Short problem:
Each record must be reproduced exactly as it is shown.

Dataset:
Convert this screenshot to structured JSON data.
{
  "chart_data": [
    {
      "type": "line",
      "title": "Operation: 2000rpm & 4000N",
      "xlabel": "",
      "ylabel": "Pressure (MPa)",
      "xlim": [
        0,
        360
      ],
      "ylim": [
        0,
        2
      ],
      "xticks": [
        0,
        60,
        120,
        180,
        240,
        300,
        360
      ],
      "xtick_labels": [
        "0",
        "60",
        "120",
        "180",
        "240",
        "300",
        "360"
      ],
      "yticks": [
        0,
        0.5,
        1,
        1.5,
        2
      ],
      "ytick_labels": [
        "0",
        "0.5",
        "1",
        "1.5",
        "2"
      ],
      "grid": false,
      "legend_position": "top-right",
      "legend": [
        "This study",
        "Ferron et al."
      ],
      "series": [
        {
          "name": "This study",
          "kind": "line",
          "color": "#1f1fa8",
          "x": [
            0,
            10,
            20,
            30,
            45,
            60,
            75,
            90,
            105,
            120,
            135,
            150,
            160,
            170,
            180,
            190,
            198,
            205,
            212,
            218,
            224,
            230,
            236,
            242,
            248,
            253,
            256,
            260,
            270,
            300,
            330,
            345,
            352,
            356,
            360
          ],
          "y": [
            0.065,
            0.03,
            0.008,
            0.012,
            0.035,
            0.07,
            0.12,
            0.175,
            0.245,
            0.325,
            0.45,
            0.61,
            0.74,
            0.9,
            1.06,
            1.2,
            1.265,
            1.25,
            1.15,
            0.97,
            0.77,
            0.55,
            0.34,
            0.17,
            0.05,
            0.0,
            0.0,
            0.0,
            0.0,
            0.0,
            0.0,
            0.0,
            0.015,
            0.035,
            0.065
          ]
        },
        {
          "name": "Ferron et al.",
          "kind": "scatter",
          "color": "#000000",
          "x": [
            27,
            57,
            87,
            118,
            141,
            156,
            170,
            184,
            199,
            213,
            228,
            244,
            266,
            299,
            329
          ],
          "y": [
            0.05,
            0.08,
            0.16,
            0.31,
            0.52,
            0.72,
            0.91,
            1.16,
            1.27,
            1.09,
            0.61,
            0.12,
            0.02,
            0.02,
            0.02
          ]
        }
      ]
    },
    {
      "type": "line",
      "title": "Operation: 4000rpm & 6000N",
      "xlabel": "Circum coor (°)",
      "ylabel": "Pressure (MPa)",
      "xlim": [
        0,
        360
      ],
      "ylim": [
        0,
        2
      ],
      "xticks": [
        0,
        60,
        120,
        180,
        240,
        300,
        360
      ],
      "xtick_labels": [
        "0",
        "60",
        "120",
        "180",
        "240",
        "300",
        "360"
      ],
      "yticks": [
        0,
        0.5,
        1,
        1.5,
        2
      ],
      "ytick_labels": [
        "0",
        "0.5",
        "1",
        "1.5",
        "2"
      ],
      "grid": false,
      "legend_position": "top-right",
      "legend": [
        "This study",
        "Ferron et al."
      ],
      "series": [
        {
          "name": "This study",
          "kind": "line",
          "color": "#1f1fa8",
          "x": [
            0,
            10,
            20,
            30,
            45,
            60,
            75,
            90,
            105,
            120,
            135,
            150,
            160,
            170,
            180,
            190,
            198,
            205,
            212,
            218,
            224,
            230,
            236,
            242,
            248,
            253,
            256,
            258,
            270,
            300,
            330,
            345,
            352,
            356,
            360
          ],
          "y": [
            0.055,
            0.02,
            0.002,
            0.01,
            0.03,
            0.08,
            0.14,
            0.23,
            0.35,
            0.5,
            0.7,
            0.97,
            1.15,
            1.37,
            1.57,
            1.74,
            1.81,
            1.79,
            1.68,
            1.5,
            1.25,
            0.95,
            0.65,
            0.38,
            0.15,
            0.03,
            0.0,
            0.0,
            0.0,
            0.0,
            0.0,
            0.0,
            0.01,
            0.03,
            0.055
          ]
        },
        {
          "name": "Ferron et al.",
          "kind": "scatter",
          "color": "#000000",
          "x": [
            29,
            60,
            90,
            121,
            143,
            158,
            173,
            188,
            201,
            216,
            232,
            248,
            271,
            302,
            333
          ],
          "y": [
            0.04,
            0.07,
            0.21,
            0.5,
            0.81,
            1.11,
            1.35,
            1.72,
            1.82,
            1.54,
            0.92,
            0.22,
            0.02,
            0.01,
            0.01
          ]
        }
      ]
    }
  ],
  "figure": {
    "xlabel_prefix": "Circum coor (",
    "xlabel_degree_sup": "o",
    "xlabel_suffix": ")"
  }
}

Answer below:
Convert this screenshot to structured JSON data.
{
  "chart_data": [
    {
      "type": "line",
      "title": "Operation: 2000rpm & 4000N",
      "xlabel": "",
      "ylabel": "Pressure (MPa)",
      "xlim": [
        0,
        360
      ],
      "ylim": [
        0,
        2
      ],
      "xticks": [
        0,
        60,
        120,
        180,
        240,
        300,
        360
      ],
      "xtick_labels": [
        "0",
        "60",
        "120",
        "180",
        "240",
        "300",
        "360"
      ],
      "yticks": [
        0,
        0.5,
        1,
        1.5,
        2
      ],
      "ytick_labels": [
        "0",
        "0.5",
        "1",
        "1.5",
        "2"
      ],
      "grid": false,
      "legend_position": "top-right",
      "legend": [
        "This study",
        "Ferron et al."
      ],
      "series": [
        {
          "name": "This study",
          "kind": "line",
          "color": "#1f1fa8",
          "x": [
            0,
            10,
            20,
            30,
            45,
            60,
            75,
            90,
            105,
            120,
            135,
            150,
            160,
            170,
            180,
            190,
            198,
            205,
            212,
            218,
            224,
            230,
            236,
            242,
            248,
            253,
            256,
            260,
            270,
            300,
            330,
            345,
            352,
            356,
            360
          ],
          "y": [
            0.065,
            0.03,
            0.008,
            0.012,
            0.035,
            0.07,
            0.12,
            0.175,
            0.245,
            0.325,
            0.45,
            0.61,
            0.74,
            0.9,
            1.06,
            1.2,
            1.265,
            1.25,
            1.15,
            0.97,
            0.77,
            0.55,
            0.34,
            0.17,
            0.05,
            0.0,
            0.0,
            0.0,
            0.0,
            0.0,
            0.0,
            0.0,
            0.015,
            0.035,
            0.065
          ]
        },
        {
          "name": "Ferron et al.",
          "kind": "scatter",
          "color": "#000000",
          "x": [
            27,
            57,
            87,
            118,
            141,
            156,
            170,
            184,
            199,
            213,
            228,
            244,
            266,
            299,
            329
          ],
          "y": [
            0.05,
            0.08,
            0.16,
            0.31,
            0.52,
            0.72,
            0.91,
            1.16,
            1.27,
            1.09,
            0.61,
            0.12,
            0.02,
            0.02,
            0.02
          ]
        }
      ]
    },
    {
      "type": "line",
      "title": "Operation: 4000rpm & 6000N",
      "xlabel": "Circum coor (°)",
      "ylabel": "Pressure (MPa)",
      "xlim": [
        0,
        360
      ],
      "ylim": [
        0,
        2
      ],
      "xticks": [
        0,
        60,
        120,
        180,
        240,
        300,
        360
      ],
      "xtick_labels": [
        "0",
        "60",
        "120",
        "180",
        "240",
        "300",
        "360"
      ],
      "yticks": [
        0,
        0.5,
        1,
        1.5,
        2
      ],
      "ytick_labels": [
        "0",
        "0.5",
        "1",
        "1.5",
        "2"
      ],
      "grid": false,
      "legend_position": "top-right",
      "legend": [
        "This study",
        "Ferron et al."
      ],
      "series": [
        {
          "name": "This study",
          "kind": "line",
          "color": "#1f1fa8",
          "x": [
            0,
            10,
            20,
            30,
            45,
            60,
            75,
            90,
            105,
            120,
            135,
            150,
            160,
            170,
            180,
            190,
            198,
            205,
            212,
            218,
            224,
            230,
            236,
            242,
            248,
            253,
            256,
            258,
            270,
            300,
            330,
            345,
            352,
            356,
            360
          ],
          "y": [
            0.055,
            0.02,
            0.002,
            0.01,
            0.03,
            0.08,
            0.14,
            0.23,
            0.35,
            0.5,
            0.7,
            0.97,
            1.15,
            1.37,
            1.57,
            1.74,
            1.81,
            1.79,
            1.68,
            1.5,
            1.25,
            0.95,
            0.65,
            0.38,
            0.15,
            0.03,
            0.0,
            0.0,
            0.0,
            0.0,
            0.0,
            0.0,
            0.01,
            0.03,
            0.055
          ]
        },
        {
          "name": "Ferron et al.",
          "kind": "scatter",
          "color": "#000000",
          "x": [
            29,
            60,
            90,
            121,
            143,
            158,
            173,
            188,
            201,
            216,
            232,
            248,
            271,
            302,
            333
          ],
          "y": [
            0.04,
            0.07,
            0.21,
            0.5,
            0.81,
            1.11,
            1.35,
            1.72,
            1.82,
            1.54,
            0.92,
            0.22,
            0.02,
            0.01,
            0.01
          ]
        }
      ]
    }
  ],
  "figure": {
    "xlabel_prefix": "Circum coor (",
    "xlabel_degree_sup": "o",
    "xlabel_suffix": ")"
  }
}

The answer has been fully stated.